#### [DIRECTIONS]
What should come back is the data below, word for word, minus any picture.

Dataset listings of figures
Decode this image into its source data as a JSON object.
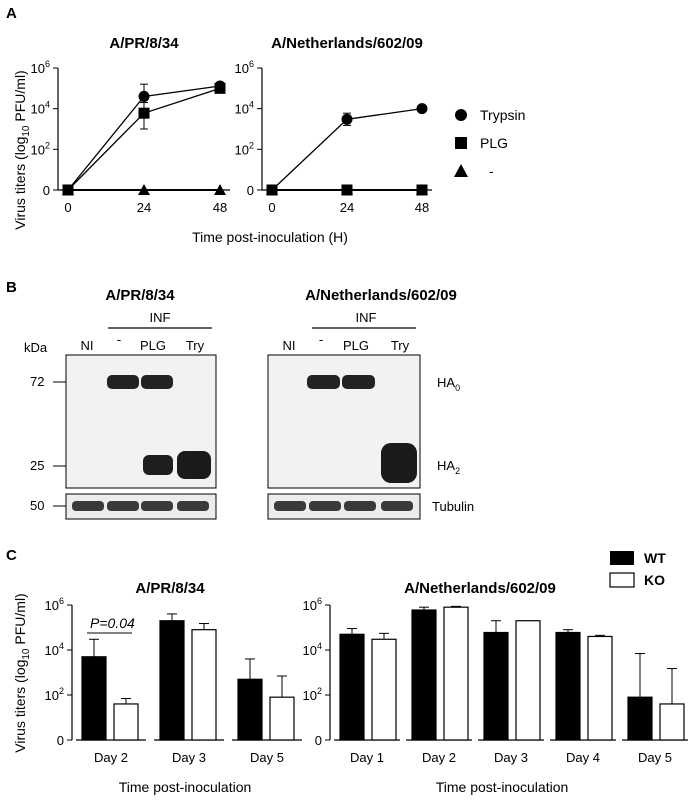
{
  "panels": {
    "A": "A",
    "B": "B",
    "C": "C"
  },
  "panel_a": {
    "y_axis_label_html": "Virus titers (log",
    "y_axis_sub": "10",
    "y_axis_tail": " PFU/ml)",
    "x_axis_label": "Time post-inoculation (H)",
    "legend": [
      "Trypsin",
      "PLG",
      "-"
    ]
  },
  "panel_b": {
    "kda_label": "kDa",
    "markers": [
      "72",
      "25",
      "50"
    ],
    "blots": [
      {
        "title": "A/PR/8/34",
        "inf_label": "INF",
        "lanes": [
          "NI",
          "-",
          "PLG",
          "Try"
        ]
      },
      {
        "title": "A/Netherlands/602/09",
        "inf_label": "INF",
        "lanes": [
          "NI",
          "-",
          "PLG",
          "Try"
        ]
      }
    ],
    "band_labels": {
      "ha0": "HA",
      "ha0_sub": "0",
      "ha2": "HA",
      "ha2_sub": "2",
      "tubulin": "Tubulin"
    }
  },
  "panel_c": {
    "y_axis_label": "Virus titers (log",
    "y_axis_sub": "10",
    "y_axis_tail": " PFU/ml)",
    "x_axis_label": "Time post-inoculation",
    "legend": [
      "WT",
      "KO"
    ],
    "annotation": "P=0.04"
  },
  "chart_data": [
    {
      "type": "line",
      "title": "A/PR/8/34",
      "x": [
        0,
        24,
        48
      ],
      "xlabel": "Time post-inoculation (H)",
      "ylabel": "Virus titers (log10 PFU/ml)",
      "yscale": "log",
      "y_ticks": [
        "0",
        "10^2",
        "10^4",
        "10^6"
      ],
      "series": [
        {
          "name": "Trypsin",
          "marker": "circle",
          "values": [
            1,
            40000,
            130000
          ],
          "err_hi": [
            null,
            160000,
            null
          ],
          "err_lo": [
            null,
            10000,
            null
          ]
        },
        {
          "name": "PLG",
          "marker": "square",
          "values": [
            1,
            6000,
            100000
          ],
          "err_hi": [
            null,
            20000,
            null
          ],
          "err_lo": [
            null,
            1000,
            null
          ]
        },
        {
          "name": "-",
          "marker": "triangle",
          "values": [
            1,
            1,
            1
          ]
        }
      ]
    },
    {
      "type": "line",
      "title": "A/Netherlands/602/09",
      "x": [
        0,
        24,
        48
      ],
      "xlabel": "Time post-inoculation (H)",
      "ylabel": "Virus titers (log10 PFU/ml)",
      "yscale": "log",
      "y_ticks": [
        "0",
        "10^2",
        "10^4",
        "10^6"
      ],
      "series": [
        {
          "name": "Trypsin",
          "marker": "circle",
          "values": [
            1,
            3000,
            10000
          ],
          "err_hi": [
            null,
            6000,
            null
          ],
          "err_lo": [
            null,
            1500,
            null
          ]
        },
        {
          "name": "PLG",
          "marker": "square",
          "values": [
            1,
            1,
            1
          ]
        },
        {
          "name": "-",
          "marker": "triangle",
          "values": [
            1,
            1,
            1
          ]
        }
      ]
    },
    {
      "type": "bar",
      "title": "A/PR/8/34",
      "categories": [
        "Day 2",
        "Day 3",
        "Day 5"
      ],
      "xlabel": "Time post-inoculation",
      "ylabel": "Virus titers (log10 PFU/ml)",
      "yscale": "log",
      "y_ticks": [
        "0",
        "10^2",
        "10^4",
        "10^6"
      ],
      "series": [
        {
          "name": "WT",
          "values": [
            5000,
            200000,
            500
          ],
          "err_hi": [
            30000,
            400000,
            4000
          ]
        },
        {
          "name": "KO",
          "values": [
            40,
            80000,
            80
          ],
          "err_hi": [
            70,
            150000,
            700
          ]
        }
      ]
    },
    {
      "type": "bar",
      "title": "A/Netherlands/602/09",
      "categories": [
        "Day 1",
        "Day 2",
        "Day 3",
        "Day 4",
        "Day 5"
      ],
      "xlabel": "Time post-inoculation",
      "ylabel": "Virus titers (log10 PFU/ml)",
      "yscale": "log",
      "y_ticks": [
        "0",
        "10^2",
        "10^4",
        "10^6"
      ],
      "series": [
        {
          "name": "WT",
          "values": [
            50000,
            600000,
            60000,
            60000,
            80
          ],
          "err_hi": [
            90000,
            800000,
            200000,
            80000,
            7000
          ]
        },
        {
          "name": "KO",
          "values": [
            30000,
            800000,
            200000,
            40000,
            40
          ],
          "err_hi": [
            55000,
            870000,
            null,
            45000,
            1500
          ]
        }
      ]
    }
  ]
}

#### [REPLY]
Decode this image into its source data as a JSON object.
{
  "panels": {
    "A": "A",
    "B": "B",
    "C": "C"
  },
  "panel_a": {
    "y_axis_label_html": "Virus titers (log",
    "y_axis_sub": "10",
    "y_axis_tail": " PFU/ml)",
    "x_axis_label": "Time post-inoculation (H)",
    "legend": [
      "Trypsin",
      "PLG",
      "-"
    ]
  },
  "panel_b": {
    "kda_label": "kDa",
    "markers": [
      "72",
      "25",
      "50"
    ],
    "blots": [
      {
        "title": "A/PR/8/34",
        "inf_label": "INF",
        "lanes": [
          "NI",
          "-",
          "PLG",
          "Try"
        ]
      },
      {
        "title": "A/Netherlands/602/09",
        "inf_label": "INF",
        "lanes": [
          "NI",
          "-",
          "PLG",
          "Try"
        ]
      }
    ],
    "band_labels": {
      "ha0": "HA",
      "ha0_sub": "0",
      "ha2": "HA",
      "ha2_sub": "2",
      "tubulin": "Tubulin"
    }
  },
  "panel_c": {
    "y_axis_label": "Virus titers (log",
    "y_axis_sub": "10",
    "y_axis_tail": " PFU/ml)",
    "x_axis_label": "Time post-inoculation",
    "legend": [
      "WT",
      "KO"
    ],
    "annotation": "P=0.04"
  },
  "chart_data": [
    {
      "type": "line",
      "title": "A/PR/8/34",
      "x": [
        0,
        24,
        48
      ],
      "xlabel": "Time post-inoculation (H)",
      "ylabel": "Virus titers (log10 PFU/ml)",
      "yscale": "log",
      "y_ticks": [
        "0",
        "10^2",
        "10^4",
        "10^6"
      ],
      "series": [
        {
          "name": "Trypsin",
          "marker": "circle",
          "values": [
            1,
            40000,
            130000
          ],
          "err_hi": [
            null,
            160000,
            null
          ],
          "err_lo": [
            null,
            10000,
            null
          ]
        },
        {
          "name": "PLG",
          "marker": "square",
          "values": [
            1,
            6000,
            100000
          ],
          "err_hi": [
            null,
            20000,
            null
          ],
          "err_lo": [
            null,
            1000,
            null
          ]
        },
        {
          "name": "-",
          "marker": "triangle",
          "values": [
            1,
            1,
            1
          ]
        }
      ]
    },
    {
      "type": "line",
      "title": "A/Netherlands/602/09",
      "x": [
        0,
        24,
        48
      ],
      "xlabel": "Time post-inoculation (H)",
      "ylabel": "Virus titers (log10 PFU/ml)",
      "yscale": "log",
      "y_ticks": [
        "0",
        "10^2",
        "10^4",
        "10^6"
      ],
      "series": [
        {
          "name": "Trypsin",
          "marker": "circle",
          "values": [
            1,
            3000,
            10000
          ],
          "err_hi": [
            null,
            6000,
            null
          ],
          "err_lo": [
            null,
            1500,
            null
          ]
        },
        {
          "name": "PLG",
          "marker": "square",
          "values": [
            1,
            1,
            1
          ]
        },
        {
          "name": "-",
          "marker": "triangle",
          "values": [
            1,
            1,
            1
          ]
        }
      ]
    },
    {
      "type": "bar",
      "title": "A/PR/8/34",
      "categories": [
        "Day 2",
        "Day 3",
        "Day 5"
      ],
      "xlabel": "Time post-inoculation",
      "ylabel": "Virus titers (log10 PFU/ml)",
      "yscale": "log",
      "y_ticks": [
        "0",
        "10^2",
        "10^4",
        "10^6"
      ],
      "series": [
        {
          "name": "WT",
          "values": [
            5000,
            200000,
            500
          ],
          "err_hi": [
            30000,
            400000,
            4000
          ]
        },
        {
          "name": "KO",
          "values": [
            40,
            80000,
            80
          ],
          "err_hi": [
            70,
            150000,
            700
          ]
        }
      ]
    },
    {
      "type": "bar",
      "title": "A/Netherlands/602/09",
      "categories": [
        "Day 1",
        "Day 2",
        "Day 3",
        "Day 4",
        "Day 5"
      ],
      "xlabel": "Time post-inoculation",
      "ylabel": "Virus titers (log10 PFU/ml)",
      "yscale": "log",
      "y_ticks": [
        "0",
        "10^2",
        "10^4",
        "10^6"
      ],
      "series": [
        {
          "name": "WT",
          "values": [
            50000,
            600000,
            60000,
            60000,
            80
          ],
          "err_hi": [
            90000,
            800000,
            200000,
            80000,
            7000
          ]
        },
        {
          "name": "KO",
          "values": [
            30000,
            800000,
            200000,
            40000,
            40
          ],
          "err_hi": [
            55000,
            870000,
            null,
            45000,
            1500
          ]
        }
      ]
    }
  ]
}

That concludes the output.